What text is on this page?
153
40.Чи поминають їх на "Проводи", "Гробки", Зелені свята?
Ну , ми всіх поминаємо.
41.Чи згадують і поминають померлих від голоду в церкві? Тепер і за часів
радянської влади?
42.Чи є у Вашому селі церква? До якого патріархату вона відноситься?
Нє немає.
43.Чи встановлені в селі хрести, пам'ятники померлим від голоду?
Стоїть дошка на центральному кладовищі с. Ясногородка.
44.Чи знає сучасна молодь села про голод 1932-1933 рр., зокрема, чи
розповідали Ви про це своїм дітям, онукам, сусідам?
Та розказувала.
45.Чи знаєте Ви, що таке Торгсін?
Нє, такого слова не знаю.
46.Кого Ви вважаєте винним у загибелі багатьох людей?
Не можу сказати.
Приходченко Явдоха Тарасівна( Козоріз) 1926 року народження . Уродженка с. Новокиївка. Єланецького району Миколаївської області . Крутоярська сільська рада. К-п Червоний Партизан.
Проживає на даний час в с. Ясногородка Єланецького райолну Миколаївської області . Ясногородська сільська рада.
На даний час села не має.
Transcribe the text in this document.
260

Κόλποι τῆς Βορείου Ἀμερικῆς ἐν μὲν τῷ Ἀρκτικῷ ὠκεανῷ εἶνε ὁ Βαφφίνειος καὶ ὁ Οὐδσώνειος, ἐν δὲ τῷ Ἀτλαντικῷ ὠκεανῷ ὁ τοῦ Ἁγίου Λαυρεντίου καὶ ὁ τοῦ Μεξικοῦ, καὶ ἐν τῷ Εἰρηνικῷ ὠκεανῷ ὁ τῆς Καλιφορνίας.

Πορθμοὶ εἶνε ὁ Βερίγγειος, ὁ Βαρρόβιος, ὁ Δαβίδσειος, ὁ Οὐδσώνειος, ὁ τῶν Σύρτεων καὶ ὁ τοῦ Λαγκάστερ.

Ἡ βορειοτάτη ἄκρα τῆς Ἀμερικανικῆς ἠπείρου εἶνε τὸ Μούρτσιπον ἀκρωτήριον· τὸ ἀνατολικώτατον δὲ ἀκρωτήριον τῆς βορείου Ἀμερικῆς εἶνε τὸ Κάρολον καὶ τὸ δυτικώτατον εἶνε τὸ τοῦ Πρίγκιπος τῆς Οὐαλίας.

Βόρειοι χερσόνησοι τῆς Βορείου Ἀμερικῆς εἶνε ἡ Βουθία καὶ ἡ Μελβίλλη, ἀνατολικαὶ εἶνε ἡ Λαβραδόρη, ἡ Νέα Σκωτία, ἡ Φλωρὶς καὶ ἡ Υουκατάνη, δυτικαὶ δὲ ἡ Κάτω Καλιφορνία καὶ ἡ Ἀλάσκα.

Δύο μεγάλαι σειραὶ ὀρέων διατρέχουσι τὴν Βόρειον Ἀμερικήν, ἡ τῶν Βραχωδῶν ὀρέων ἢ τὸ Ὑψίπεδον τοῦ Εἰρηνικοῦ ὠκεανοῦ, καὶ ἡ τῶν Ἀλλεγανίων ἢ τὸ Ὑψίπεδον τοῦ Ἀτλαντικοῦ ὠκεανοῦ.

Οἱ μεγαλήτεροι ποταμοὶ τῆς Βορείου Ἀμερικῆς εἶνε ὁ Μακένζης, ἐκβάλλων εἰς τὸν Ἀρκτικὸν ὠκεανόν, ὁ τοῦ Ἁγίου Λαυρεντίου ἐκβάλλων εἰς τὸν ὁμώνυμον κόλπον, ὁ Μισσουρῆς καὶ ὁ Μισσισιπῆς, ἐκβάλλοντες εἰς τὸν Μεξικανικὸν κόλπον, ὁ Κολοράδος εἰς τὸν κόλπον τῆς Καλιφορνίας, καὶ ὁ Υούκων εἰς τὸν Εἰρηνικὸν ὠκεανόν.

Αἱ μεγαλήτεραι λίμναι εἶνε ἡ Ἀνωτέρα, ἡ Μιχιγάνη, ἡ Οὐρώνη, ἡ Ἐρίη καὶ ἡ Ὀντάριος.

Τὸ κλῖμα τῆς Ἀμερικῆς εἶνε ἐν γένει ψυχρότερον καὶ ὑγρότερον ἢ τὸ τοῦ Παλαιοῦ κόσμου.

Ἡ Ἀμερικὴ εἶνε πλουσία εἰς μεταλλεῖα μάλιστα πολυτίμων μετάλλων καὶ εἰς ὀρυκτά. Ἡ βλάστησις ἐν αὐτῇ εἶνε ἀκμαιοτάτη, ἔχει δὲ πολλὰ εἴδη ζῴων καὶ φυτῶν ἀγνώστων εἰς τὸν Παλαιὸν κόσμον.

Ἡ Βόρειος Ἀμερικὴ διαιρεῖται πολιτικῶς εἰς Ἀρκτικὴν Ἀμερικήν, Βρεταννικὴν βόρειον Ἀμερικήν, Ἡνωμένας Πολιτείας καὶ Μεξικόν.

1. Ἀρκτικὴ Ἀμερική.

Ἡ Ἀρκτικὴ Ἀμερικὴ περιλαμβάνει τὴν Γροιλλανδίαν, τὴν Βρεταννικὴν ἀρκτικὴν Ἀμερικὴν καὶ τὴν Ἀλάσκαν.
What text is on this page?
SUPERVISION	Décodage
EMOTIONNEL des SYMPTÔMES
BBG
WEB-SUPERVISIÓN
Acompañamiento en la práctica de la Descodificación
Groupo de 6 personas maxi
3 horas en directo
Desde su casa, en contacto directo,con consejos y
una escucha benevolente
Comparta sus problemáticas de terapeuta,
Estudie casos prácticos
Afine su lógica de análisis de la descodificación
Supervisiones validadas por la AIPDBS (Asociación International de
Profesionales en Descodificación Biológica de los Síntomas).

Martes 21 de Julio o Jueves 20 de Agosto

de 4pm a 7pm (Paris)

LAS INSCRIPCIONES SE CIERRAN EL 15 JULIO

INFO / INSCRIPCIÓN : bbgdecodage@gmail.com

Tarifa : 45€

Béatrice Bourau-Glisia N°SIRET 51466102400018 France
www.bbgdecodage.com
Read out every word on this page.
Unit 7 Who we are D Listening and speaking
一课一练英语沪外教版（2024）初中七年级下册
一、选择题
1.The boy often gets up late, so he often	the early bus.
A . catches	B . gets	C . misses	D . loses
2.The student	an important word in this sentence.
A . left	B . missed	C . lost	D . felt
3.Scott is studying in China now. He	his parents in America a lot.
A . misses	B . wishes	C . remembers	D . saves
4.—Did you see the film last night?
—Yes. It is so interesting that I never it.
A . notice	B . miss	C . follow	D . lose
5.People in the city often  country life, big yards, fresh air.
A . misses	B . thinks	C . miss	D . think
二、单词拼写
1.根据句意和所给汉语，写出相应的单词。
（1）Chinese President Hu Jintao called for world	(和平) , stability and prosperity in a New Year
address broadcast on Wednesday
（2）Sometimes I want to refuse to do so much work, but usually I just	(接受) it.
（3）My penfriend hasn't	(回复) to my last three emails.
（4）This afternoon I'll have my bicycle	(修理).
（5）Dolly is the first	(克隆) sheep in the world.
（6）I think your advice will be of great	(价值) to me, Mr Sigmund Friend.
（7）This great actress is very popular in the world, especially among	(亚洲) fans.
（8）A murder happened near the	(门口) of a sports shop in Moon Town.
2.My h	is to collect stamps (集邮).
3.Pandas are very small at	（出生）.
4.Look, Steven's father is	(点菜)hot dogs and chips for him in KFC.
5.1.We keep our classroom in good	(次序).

────────────────

### WHAT TO DO
Give the listing again, word for word.

### ANSWER
What text is on this page?
153
40.Чи поминають їх на "Проводи", "Гробки", Зелені свята?
Ну , ми всіх поминаємо.
41.Чи згадують і поминають померлих від голоду в церкві? Тепер і за часів
радянської влади?
42.Чи є у Вашому селі церква? До якого патріархату вона відноситься?
Нє немає.
43.Чи встановлені в селі хрести, пам'ятники померлим від голоду?
Стоїть дошка на центральному кладовищі с. Ясногородка.
44.Чи знає сучасна молодь села про голод 1932-1933 рр., зокрема, чи
розповідали Ви про це своїм дітям, онукам, сусідам?
Та розказувала.
45.Чи знаєте Ви, що таке Торгсін?
Нє, такого слова не знаю.
46.Кого Ви вважаєте винним у загибелі багатьох людей?
Не можу сказати.
Приходченко Явдоха Тарасівна( Козоріз) 1926 року народження . Уродженка с. Новокиївка. Єланецького району Миколаївської області . Крутоярська сільська рада. К-п Червоний Партизан.
Проживає на даний час в с. Ясногородка Єланецького райолну Миколаївської області . Ясногородська сільська рада.
На даний час села не має.
Transcribe the text in this document.
260

Κόλποι τῆς Βορείου Ἀμερικῆς ἐν μὲν τῷ Ἀρκτικῷ ὠκεανῷ εἶνε ὁ Βαφφίνειος καὶ ὁ Οὐδσώνειος, ἐν δὲ τῷ Ἀτλαντικῷ ὠκεανῷ ὁ τοῦ Ἁγίου Λαυρεντίου καὶ ὁ τοῦ Μεξικοῦ, καὶ ἐν τῷ Εἰρηνικῷ ὠκεανῷ ὁ τῆς Καλιφορνίας.

Πορθμοὶ εἶνε ὁ Βερίγγειος, ὁ Βαρρόβιος, ὁ Δαβίδσειος, ὁ Οὐδσώνειος, ὁ τῶν Σύρτεων καὶ ὁ τοῦ Λαγκάστερ.

Ἡ βορειοτάτη ἄκρα τῆς Ἀμερικανικῆς ἠπείρου εἶνε τὸ Μούρτσιπον ἀκρωτήριον· τὸ ἀνατολικώτατον δὲ ἀκρωτήριον τῆς βορείου Ἀμερικῆς εἶνε τὸ Κάρολον καὶ τὸ δυτικώτατον εἶνε τὸ τοῦ Πρίγκιπος τῆς Οὐαλίας.

Βόρειοι χερσόνησοι τῆς Βορείου Ἀμερικῆς εἶνε ἡ Βουθία καὶ ἡ Μελβίλλη, ἀνατολικαὶ εἶνε ἡ Λαβραδόρη, ἡ Νέα Σκωτία, ἡ Φλωρὶς καὶ ἡ Υουκατάνη, δυτικαὶ δὲ ἡ Κάτω Καλιφορνία καὶ ἡ Ἀλάσκα.

Δύο μεγάλαι σειραὶ ὀρέων διατρέχουσι τὴν Βόρειον Ἀμερικήν, ἡ τῶν Βραχωδῶν ὀρέων ἢ τὸ Ὑψίπεδον τοῦ Εἰρηνικοῦ ὠκεανοῦ, καὶ ἡ τῶν Ἀλλεγανίων ἢ τὸ Ὑψίπεδον τοῦ Ἀτλαντικοῦ ὠκεανοῦ.

Οἱ μεγαλήτεροι ποταμοὶ τῆς Βορείου Ἀμερικῆς εἶνε ὁ Μακένζης, ἐκβάλλων εἰς τὸν Ἀρκτικὸν ὠκεανόν, ὁ τοῦ Ἁγίου Λαυρεντίου ἐκβάλλων εἰς τὸν ὁμώνυμον κόλπον, ὁ Μισσουρῆς καὶ ὁ Μισσισιπῆς, ἐκβάλλοντες εἰς τὸν Μεξικανικὸν κόλπον, ὁ Κολοράδος εἰς τὸν κόλπον τῆς Καλιφορνίας, καὶ ὁ Υούκων εἰς τὸν Εἰρηνικὸν ὠκεανόν.

Αἱ μεγαλήτεραι λίμναι εἶνε ἡ Ἀνωτέρα, ἡ Μιχιγάνη, ἡ Οὐρώνη, ἡ Ἐρίη καὶ ἡ Ὀντάριος.

Τὸ κλῖμα τῆς Ἀμερικῆς εἶνε ἐν γένει ψυχρότερον καὶ ὑγρότερον ἢ τὸ τοῦ Παλαιοῦ κόσμου.

Ἡ Ἀμερικὴ εἶνε πλουσία εἰς μεταλλεῖα μάλιστα πολυτίμων μετάλλων καὶ εἰς ὀρυκτά. Ἡ βλάστησις ἐν αὐτῇ εἶνε ἀκμαιοτάτη, ἔχει δὲ πολλὰ εἴδη ζῴων καὶ φυτῶν ἀγνώστων εἰς τὸν Παλαιὸν κόσμον.

Ἡ Βόρειος Ἀμερικὴ διαιρεῖται πολιτικῶς εἰς Ἀρκτικὴν Ἀμερικήν, Βρεταννικὴν βόρειον Ἀμερικήν, Ἡνωμένας Πολιτείας καὶ Μεξικόν.

1. Ἀρκτικὴ Ἀμερική.

Ἡ Ἀρκτικὴ Ἀμερικὴ περιλαμβάνει τὴν Γροιλλανδίαν, τὴν Βρεταννικὴν ἀρκτικὴν Ἀμερικὴν καὶ τὴν Ἀλάσκαν.
What text is on this page?
SUPERVISION	Décodage
EMOTIONNEL des SYMPTÔMES
BBG
WEB-SUPERVISIÓN
Acompañamiento en la práctica de la Descodificación
Groupo de 6 personas maxi
3 horas en directo
Desde su casa, en contacto directo,con consejos y
una escucha benevolente
Comparta sus problemáticas de terapeuta,
Estudie casos prácticos
Afine su lógica de análisis de la descodificación
Supervisiones validadas por la AIPDBS (Asociación International de
Profesionales en Descodificación Biológica de los Síntomas).

Martes 21 de Julio o Jueves 20 de Agosto

de 4pm a 7pm (Paris)

LAS INSCRIPCIONES SE CIERRAN EL 15 JULIO

INFO / INSCRIPCIÓN : bbgdecodage@gmail.com

Tarifa : 45€

Béatrice Bourau-Glisia N°SIRET 51466102400018 France
www.bbgdecodage.com
Read out every word on this page.
Unit 7 Who we are D Listening and speaking
一课一练英语沪外教版（2024）初中七年级下册
一、选择题
1.The boy often gets up late, so he often	the early bus.
A . catches	B . gets	C . misses	D . loses
2.The student	an important word in this sentence.
A . left	B . missed	C . lost	D . felt
3.Scott is studying in China now. He	his parents in America a lot.
A . misses	B . wishes	C . remembers	D . saves
4.—Did you see the film last night?
—Yes. It is so interesting that I never it.
A . notice	B . miss	C . follow	D . lose
5.People in the city often  country life, big yards, fresh air.
A . misses	B . thinks	C . miss	D . think
二、单词拼写
1.根据句意和所给汉语，写出相应的单词。
（1）Chinese President Hu Jintao called for world	(和平) , stability and prosperity in a New Year
address broadcast on Wednesday
（2）Sometimes I want to refuse to do so much work, but usually I just	(接受) it.
（3）My penfriend hasn't	(回复) to my last three emails.
（4）This afternoon I'll have my bicycle	(修理).
（5）Dolly is the first	(克隆) sheep in the world.
（6）I think your advice will be of great	(价值) to me, Mr Sigmund Friend.
（7）This great actress is very popular in the world, especially among	(亚洲) fans.
（8）A murder happened near the	(门口) of a sports shop in Moon Town.
2.My h	is to collect stamps (集邮).
3.Pandas are very small at	（出生）.
4.Look, Steven's father is	(点菜)hot dogs and chips for him in KFC.
5.1.We keep our classroom in good	(次序).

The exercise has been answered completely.